**Stored data**

"""

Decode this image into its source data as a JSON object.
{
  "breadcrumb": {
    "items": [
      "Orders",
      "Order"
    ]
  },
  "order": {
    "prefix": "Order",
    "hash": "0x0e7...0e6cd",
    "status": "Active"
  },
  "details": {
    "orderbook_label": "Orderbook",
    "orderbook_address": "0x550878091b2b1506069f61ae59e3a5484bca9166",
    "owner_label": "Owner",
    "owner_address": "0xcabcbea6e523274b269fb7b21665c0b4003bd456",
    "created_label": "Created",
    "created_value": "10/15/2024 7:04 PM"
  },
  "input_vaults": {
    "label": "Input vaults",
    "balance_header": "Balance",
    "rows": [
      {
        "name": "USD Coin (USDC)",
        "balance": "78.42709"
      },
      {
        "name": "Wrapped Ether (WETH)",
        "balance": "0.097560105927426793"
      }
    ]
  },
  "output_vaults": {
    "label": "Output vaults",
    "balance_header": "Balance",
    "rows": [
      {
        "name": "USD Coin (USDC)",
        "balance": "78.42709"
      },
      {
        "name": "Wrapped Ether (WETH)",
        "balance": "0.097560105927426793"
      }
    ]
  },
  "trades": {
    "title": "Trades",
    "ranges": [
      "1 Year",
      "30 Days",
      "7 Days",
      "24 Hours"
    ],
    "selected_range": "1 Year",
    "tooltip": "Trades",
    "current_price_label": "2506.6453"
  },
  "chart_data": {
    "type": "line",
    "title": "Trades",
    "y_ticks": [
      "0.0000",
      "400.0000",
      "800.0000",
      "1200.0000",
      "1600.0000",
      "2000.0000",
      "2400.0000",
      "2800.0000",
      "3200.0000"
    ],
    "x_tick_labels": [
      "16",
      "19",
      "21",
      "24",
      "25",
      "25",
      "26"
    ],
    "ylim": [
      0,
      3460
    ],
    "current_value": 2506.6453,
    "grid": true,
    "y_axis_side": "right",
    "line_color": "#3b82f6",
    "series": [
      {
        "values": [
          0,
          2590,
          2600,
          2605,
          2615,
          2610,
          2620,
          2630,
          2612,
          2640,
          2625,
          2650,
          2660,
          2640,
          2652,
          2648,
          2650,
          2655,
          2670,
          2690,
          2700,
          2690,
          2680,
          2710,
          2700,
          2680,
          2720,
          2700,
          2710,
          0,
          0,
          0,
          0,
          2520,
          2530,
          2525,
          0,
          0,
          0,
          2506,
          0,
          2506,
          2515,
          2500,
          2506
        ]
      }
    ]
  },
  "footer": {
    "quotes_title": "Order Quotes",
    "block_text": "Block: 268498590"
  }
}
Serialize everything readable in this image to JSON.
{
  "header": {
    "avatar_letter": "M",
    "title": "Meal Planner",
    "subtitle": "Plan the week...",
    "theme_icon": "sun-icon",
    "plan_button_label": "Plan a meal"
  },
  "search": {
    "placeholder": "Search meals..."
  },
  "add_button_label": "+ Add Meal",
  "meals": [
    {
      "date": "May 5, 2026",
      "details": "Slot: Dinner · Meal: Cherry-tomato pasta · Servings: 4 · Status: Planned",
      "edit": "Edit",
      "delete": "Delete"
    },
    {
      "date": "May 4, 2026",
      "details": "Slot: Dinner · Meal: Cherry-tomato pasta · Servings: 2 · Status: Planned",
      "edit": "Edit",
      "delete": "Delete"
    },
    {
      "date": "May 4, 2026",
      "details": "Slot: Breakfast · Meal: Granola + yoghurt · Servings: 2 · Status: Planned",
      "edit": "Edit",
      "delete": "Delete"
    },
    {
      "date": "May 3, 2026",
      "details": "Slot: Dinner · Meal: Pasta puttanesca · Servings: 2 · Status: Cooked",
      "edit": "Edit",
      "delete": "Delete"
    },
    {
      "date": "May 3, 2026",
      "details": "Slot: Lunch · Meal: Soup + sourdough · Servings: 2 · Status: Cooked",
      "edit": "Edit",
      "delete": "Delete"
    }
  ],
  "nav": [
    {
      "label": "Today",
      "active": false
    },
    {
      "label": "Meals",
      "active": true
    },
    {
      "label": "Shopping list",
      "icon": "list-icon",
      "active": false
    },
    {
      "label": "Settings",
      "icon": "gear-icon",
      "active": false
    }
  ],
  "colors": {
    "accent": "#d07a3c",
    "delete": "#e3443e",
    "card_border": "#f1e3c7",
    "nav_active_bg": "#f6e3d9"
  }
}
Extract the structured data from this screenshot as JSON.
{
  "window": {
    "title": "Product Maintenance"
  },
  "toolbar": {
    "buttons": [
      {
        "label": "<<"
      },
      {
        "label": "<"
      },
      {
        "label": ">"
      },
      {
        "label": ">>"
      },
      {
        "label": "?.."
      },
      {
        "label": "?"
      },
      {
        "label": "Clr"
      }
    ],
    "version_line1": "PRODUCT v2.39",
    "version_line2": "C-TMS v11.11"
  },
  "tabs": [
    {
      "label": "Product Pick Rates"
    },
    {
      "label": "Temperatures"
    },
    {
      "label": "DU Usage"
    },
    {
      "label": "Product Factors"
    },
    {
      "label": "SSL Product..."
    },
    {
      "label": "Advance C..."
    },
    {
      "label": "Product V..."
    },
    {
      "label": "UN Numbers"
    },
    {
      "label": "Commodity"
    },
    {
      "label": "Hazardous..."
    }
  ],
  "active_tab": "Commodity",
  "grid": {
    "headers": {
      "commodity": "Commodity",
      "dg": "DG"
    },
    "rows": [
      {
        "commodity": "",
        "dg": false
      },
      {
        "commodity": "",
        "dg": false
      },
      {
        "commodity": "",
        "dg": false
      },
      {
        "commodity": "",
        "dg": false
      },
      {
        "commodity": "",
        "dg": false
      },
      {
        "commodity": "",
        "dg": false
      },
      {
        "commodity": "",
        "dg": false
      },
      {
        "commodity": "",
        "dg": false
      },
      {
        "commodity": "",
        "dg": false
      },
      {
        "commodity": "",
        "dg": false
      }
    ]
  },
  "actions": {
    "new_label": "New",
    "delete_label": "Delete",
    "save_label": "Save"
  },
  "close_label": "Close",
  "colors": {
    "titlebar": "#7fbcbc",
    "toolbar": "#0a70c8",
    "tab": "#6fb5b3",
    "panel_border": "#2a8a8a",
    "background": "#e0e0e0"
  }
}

"""

**Your goal**
Locate the lines above that hold the word "icon". Show every one of them.

**Response to this exercise**
    "theme_icon": "sun-icon",
      "icon": "list-icon",
      "icon": "gear-icon",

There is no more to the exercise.